**Required work:** Reproduce the listing below exactly, minus its pictures.

:::

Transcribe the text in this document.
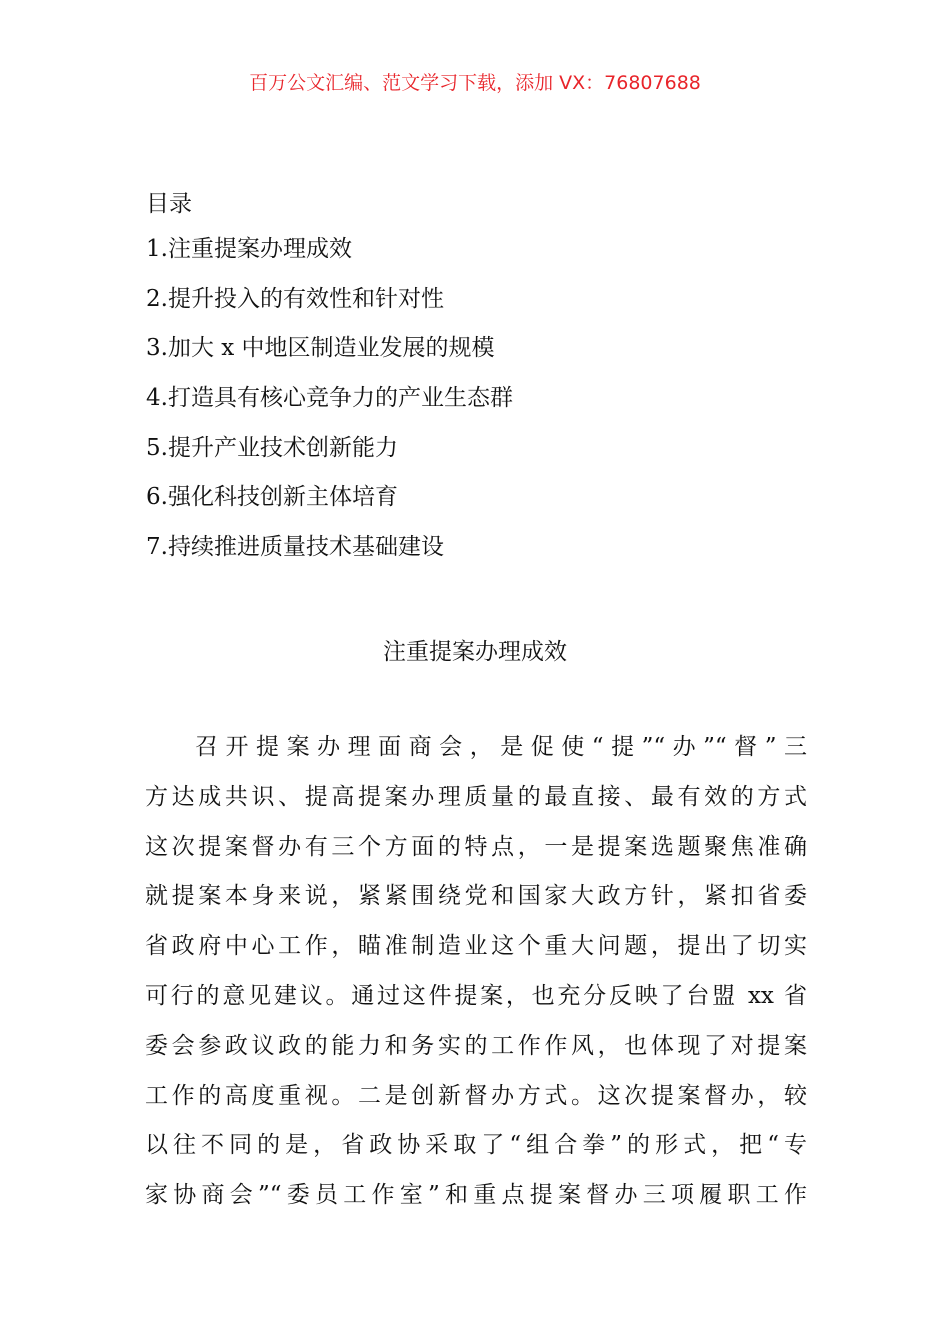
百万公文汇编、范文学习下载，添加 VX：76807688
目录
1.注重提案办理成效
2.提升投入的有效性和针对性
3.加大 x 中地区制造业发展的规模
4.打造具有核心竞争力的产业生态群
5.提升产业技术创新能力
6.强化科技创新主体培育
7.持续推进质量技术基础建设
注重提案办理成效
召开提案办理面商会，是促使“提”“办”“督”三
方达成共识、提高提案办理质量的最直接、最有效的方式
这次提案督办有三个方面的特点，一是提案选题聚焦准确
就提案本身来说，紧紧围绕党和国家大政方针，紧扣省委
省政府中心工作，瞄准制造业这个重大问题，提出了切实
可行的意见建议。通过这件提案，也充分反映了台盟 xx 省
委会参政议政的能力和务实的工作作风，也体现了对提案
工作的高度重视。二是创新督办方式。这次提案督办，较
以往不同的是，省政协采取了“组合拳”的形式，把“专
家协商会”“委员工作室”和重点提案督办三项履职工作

:::

**Answer to this problem:**
Transcribe the text in this document.
百万公文汇编、范文学习下载，添加 VX：76807688
目录
1.注重提案办理成效
2.提升投入的有效性和针对性
3.加大 x 中地区制造业发展的规模
4.打造具有核心竞争力的产业生态群
5.提升产业技术创新能力
6.强化科技创新主体培育
7.持续推进质量技术基础建设
注重提案办理成效
召开提案办理面商会，是促使“提”“办”“督”三
方达成共识、提高提案办理质量的最直接、最有效的方式
这次提案督办有三个方面的特点，一是提案选题聚焦准确
就提案本身来说，紧紧围绕党和国家大政方针，紧扣省委
省政府中心工作，瞄准制造业这个重大问题，提出了切实
可行的意见建议。通过这件提案，也充分反映了台盟 xx 省
委会参政议政的能力和务实的工作作风，也体现了对提案
工作的高度重视。二是创新督办方式。这次提案督办，较
以往不同的是，省政协采取了“组合拳”的形式，把“专
家协商会”“委员工作室”和重点提案督办三项履职工作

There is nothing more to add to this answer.